Material provided
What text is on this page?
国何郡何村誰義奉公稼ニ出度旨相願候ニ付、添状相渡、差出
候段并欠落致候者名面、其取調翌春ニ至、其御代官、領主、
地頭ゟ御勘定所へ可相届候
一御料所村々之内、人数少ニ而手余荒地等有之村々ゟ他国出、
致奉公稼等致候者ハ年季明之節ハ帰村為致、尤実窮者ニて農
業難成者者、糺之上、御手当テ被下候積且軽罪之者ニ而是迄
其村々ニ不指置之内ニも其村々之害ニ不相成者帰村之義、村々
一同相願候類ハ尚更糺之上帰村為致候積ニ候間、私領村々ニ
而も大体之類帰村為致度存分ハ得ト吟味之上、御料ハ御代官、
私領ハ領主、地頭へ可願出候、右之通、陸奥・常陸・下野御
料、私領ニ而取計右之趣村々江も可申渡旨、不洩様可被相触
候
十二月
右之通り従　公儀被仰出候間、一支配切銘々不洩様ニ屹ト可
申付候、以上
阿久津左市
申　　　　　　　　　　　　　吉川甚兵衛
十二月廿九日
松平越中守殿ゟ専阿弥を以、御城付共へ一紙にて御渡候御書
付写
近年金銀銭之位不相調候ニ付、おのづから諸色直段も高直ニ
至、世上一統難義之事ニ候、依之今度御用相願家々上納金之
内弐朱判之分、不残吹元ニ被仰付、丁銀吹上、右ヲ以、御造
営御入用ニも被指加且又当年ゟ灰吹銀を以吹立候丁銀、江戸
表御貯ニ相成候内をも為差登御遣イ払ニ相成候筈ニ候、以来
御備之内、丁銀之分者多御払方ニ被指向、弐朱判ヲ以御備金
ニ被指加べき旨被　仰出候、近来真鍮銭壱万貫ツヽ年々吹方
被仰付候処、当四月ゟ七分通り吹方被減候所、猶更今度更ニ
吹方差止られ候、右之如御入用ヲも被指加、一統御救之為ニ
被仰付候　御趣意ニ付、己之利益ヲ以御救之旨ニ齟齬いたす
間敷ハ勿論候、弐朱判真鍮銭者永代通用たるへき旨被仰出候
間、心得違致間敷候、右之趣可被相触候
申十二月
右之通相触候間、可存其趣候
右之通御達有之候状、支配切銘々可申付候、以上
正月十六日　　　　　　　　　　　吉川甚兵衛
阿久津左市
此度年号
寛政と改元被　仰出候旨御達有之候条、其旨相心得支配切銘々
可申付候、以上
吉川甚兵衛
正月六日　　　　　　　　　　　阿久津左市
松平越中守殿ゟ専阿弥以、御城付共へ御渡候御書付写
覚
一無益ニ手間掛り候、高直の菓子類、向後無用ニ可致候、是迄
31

Exercise instructions
Transcribe every entry exactly.

Written solution
What text is on this page?
国何郡何村誰義奉公稼ニ出度旨相願候ニ付、添状相渡、差出
候段并欠落致候者名面、其取調翌春ニ至、其御代官、領主、
地頭ゟ御勘定所へ可相届候
一御料所村々之内、人数少ニ而手余荒地等有之村々ゟ他国出、
致奉公稼等致候者ハ年季明之節ハ帰村為致、尤実窮者ニて農
業難成者者、糺之上、御手当テ被下候積且軽罪之者ニ而是迄
其村々ニ不指置之内ニも其村々之害ニ不相成者帰村之義、村々
一同相願候類ハ尚更糺之上帰村為致候積ニ候間、私領村々ニ
而も大体之類帰村為致度存分ハ得ト吟味之上、御料ハ御代官、
私領ハ領主、地頭へ可願出候、右之通、陸奥・常陸・下野御
料、私領ニ而取計右之趣村々江も可申渡旨、不洩様可被相触
候
十二月
右之通り従　公儀被仰出候間、一支配切銘々不洩様ニ屹ト可
申付候、以上
阿久津左市
申　　　　　　　　　　　　　吉川甚兵衛
十二月廿九日
松平越中守殿ゟ専阿弥を以、御城付共へ一紙にて御渡候御書
付写
近年金銀銭之位不相調候ニ付、おのづから諸色直段も高直ニ
至、世上一統難義之事ニ候、依之今度御用相願家々上納金之
内弐朱判之分、不残吹元ニ被仰付、丁銀吹上、右ヲ以、御造
営御入用ニも被指加且又当年ゟ灰吹銀を以吹立候丁銀、江戸
表御貯ニ相成候内をも為差登御遣イ払ニ相成候筈ニ候、以来
御備之内、丁銀之分者多御払方ニ被指向、弐朱判ヲ以御備金
ニ被指加べき旨被　仰出候、近来真鍮銭壱万貫ツヽ年々吹方
被仰付候処、当四月ゟ七分通り吹方被減候所、猶更今度更ニ
吹方差止られ候、右之如御入用ヲも被指加、一統御救之為ニ
被仰付候　御趣意ニ付、己之利益ヲ以御救之旨ニ齟齬いたす
間敷ハ勿論候、弐朱判真鍮銭者永代通用たるへき旨被仰出候
間、心得違致間敷候、右之趣可被相触候
申十二月
右之通相触候間、可存其趣候
右之通御達有之候状、支配切銘々可申付候、以上
正月十六日　　　　　　　　　　　吉川甚兵衛
阿久津左市
此度年号
寛政と改元被　仰出候旨御達有之候条、其旨相心得支配切銘々
可申付候、以上
吉川甚兵衛
正月六日　　　　　　　　　　　阿久津左市
松平越中守殿ゟ専阿弥以、御城付共へ御渡候御書付写
覚
一無益ニ手間掛り候、高直の菓子類、向後無用ニ可致候、是迄
31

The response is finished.